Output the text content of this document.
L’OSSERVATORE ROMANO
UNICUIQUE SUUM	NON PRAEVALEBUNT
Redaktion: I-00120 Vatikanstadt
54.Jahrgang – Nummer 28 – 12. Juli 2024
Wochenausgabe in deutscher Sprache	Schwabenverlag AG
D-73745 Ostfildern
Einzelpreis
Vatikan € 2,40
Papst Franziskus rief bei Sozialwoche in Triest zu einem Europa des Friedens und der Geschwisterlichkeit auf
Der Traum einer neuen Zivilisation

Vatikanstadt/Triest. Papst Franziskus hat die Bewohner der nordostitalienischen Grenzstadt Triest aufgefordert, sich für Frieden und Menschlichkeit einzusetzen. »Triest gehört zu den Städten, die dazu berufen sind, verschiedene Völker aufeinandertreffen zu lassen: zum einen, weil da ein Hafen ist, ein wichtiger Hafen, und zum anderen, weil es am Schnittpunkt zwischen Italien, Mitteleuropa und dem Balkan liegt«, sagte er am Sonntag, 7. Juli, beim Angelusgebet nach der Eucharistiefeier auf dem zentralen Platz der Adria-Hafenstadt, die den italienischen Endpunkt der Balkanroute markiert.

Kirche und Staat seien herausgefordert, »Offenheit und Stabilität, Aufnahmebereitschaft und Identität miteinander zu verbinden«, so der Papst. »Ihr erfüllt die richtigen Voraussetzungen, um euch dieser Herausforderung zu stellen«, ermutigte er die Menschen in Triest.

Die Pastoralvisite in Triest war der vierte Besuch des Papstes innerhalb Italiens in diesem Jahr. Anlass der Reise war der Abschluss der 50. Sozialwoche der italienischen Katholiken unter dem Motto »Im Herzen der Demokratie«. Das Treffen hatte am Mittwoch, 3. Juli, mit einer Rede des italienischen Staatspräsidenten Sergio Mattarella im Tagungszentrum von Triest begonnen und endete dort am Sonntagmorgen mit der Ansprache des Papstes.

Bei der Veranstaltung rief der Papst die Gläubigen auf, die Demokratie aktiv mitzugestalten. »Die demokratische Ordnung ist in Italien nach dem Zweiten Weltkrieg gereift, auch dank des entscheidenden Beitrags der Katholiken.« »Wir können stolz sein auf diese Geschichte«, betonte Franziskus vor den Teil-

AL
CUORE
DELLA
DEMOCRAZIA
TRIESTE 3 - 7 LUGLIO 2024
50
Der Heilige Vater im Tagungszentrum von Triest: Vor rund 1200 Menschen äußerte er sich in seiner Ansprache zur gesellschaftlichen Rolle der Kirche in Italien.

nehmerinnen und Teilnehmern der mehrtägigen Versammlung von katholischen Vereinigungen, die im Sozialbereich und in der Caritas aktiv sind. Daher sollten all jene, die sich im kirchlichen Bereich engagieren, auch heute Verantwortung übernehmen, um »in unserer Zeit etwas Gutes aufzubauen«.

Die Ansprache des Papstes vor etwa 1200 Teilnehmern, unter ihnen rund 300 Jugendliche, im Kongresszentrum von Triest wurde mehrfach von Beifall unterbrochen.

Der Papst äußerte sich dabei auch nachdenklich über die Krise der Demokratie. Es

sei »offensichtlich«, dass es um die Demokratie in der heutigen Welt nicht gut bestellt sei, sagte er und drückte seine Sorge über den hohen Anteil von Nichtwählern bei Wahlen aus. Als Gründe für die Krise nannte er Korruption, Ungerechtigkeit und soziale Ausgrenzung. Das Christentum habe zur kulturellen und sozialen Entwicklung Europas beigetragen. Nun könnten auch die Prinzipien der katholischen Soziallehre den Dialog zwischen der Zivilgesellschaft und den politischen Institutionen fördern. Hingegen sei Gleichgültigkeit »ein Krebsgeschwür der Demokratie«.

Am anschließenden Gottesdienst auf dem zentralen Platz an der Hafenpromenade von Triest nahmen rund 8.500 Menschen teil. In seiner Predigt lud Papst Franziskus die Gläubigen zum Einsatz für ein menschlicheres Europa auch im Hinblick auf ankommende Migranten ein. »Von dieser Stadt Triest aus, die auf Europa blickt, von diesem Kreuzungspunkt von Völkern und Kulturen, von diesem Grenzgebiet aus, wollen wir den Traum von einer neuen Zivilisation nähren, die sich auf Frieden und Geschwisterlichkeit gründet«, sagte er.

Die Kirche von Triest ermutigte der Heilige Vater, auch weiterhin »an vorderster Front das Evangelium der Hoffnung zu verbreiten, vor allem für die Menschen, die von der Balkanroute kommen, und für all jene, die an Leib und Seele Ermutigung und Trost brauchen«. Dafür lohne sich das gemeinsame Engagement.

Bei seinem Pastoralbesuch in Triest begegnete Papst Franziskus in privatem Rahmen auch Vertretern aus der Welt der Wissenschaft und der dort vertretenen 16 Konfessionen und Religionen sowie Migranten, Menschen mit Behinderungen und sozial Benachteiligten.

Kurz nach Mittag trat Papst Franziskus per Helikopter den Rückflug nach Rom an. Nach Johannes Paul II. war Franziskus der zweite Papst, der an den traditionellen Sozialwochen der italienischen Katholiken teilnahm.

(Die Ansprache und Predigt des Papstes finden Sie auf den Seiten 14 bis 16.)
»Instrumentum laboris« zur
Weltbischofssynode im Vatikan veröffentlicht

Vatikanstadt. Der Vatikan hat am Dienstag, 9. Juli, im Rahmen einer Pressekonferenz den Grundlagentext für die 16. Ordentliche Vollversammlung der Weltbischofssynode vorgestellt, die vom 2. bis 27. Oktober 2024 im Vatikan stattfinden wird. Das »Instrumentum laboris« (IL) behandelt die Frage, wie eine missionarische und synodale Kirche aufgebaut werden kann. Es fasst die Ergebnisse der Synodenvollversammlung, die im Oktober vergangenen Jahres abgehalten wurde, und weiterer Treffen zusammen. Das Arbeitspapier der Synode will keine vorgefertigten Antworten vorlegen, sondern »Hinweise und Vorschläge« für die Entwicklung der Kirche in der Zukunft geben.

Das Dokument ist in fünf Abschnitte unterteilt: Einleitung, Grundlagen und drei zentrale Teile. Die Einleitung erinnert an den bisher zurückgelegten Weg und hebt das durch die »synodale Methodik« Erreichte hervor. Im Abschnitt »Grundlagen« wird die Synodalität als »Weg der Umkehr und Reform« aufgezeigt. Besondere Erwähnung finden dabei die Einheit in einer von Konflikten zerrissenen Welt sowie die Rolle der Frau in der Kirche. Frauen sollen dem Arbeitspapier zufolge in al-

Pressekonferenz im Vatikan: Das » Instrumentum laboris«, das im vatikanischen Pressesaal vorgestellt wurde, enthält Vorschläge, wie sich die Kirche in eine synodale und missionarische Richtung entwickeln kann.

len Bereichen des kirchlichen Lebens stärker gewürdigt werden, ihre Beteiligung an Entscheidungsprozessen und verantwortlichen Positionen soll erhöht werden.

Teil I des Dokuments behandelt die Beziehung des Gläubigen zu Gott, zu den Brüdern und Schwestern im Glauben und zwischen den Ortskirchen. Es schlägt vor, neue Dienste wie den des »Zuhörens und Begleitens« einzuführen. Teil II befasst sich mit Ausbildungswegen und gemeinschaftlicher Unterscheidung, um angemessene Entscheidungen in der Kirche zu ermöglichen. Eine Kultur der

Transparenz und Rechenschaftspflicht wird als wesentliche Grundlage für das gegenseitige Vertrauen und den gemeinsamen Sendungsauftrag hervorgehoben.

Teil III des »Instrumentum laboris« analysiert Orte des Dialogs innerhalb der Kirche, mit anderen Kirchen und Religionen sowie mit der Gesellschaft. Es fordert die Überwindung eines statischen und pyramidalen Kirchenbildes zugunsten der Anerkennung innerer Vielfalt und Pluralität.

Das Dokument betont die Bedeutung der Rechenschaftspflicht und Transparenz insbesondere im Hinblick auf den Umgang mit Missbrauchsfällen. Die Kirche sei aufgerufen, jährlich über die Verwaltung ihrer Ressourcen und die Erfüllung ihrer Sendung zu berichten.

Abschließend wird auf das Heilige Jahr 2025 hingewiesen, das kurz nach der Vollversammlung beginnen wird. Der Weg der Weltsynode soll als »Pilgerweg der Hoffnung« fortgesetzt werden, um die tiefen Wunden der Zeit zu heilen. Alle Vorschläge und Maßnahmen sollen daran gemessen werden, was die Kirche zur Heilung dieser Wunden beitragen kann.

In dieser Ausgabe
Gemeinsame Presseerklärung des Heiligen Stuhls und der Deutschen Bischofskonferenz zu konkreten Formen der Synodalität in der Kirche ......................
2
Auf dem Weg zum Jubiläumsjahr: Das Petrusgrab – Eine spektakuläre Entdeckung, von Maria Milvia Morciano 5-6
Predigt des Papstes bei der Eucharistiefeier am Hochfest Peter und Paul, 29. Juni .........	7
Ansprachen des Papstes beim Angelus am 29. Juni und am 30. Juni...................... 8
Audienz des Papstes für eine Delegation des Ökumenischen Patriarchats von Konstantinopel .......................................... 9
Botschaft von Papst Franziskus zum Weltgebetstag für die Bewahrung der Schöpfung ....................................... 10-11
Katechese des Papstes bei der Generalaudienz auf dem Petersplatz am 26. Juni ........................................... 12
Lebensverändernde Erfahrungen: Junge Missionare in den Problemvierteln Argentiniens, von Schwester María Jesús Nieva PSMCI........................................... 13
◇ ◇ ◇
### TASK OBJECTIVE
Say the number of lines in the records above that include the string "äußerte", and no more.

### SOLUTION
2